• **Activity**
Among the records that follow, find each line holding the word "this" and copy it.

[Opening Available records section]

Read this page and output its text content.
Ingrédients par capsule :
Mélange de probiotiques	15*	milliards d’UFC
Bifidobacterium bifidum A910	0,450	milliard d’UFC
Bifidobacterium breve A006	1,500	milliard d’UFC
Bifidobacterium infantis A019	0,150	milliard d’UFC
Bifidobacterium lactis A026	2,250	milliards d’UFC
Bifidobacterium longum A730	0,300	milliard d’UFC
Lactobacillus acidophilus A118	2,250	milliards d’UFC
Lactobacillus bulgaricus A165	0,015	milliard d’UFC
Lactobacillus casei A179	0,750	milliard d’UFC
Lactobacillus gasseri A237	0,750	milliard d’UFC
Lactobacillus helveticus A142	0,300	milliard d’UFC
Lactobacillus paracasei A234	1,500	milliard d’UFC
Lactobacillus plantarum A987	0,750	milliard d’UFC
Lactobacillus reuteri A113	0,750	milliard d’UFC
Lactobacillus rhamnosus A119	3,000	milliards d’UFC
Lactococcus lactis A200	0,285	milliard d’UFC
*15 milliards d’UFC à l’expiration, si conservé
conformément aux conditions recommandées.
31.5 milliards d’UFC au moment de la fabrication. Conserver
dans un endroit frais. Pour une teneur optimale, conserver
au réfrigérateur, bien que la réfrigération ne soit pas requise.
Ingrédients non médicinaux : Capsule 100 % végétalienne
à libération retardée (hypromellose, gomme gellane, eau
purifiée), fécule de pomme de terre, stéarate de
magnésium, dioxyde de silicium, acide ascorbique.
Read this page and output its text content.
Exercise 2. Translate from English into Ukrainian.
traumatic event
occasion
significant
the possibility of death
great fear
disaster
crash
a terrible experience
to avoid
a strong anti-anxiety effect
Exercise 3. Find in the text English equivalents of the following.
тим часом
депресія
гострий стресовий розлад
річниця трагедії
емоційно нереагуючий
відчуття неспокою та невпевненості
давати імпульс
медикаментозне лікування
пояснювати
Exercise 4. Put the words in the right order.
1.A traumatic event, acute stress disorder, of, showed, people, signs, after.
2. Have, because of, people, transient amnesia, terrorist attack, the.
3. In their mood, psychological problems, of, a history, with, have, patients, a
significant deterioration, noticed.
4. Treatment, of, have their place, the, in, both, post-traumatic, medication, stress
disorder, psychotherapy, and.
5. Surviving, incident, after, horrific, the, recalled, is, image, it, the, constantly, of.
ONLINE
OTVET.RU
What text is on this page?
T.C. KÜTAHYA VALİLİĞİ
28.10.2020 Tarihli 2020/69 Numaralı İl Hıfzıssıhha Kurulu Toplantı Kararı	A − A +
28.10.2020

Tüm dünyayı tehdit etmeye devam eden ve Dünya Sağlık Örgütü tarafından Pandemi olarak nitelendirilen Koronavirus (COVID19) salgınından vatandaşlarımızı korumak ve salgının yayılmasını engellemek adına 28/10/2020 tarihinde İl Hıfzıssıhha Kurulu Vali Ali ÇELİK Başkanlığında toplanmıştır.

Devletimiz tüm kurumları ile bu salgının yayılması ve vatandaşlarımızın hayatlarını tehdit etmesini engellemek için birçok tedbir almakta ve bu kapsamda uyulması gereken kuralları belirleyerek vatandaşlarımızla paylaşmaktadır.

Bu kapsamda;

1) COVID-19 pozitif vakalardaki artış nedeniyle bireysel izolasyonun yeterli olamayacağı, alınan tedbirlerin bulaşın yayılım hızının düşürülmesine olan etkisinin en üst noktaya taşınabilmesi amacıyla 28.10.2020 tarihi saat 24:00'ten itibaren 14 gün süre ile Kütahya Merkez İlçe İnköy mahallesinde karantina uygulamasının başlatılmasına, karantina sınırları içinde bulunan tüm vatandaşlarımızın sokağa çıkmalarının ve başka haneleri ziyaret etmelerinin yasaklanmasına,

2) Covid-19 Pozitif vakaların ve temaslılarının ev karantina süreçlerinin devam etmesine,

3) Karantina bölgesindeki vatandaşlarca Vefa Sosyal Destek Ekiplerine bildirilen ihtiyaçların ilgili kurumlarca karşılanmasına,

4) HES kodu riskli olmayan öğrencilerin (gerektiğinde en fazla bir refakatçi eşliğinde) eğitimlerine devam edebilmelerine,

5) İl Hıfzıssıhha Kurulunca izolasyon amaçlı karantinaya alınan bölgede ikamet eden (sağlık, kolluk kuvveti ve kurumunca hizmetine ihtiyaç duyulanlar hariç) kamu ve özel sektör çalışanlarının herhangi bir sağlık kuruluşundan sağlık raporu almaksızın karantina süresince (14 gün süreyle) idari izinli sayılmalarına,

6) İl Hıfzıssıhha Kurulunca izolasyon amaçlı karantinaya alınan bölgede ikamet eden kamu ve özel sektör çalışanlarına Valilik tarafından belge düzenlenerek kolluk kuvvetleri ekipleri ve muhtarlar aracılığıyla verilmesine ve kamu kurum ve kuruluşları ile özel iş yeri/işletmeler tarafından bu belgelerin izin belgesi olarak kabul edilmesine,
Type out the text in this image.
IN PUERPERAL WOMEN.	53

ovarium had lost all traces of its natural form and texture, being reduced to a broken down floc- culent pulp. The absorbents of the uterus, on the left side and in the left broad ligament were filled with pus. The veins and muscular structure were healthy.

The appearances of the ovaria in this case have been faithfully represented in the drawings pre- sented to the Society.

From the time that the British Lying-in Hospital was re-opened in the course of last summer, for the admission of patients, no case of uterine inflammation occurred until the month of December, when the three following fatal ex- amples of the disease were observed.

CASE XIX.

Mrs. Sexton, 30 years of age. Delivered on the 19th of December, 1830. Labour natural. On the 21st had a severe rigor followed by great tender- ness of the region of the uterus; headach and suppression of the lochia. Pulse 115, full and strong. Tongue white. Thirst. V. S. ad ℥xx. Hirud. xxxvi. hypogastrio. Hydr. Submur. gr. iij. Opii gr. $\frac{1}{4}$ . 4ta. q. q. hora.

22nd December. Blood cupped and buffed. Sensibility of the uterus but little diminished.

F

[Closing Available records section]

• **Reply to the task**
Read this page and output its text content.
Read this page and output its text content.
What text is on this page?
Type out the text in this image.
The appearances of the ovaria in this case have been faithfully represented in the drawings pre- sented to the Society.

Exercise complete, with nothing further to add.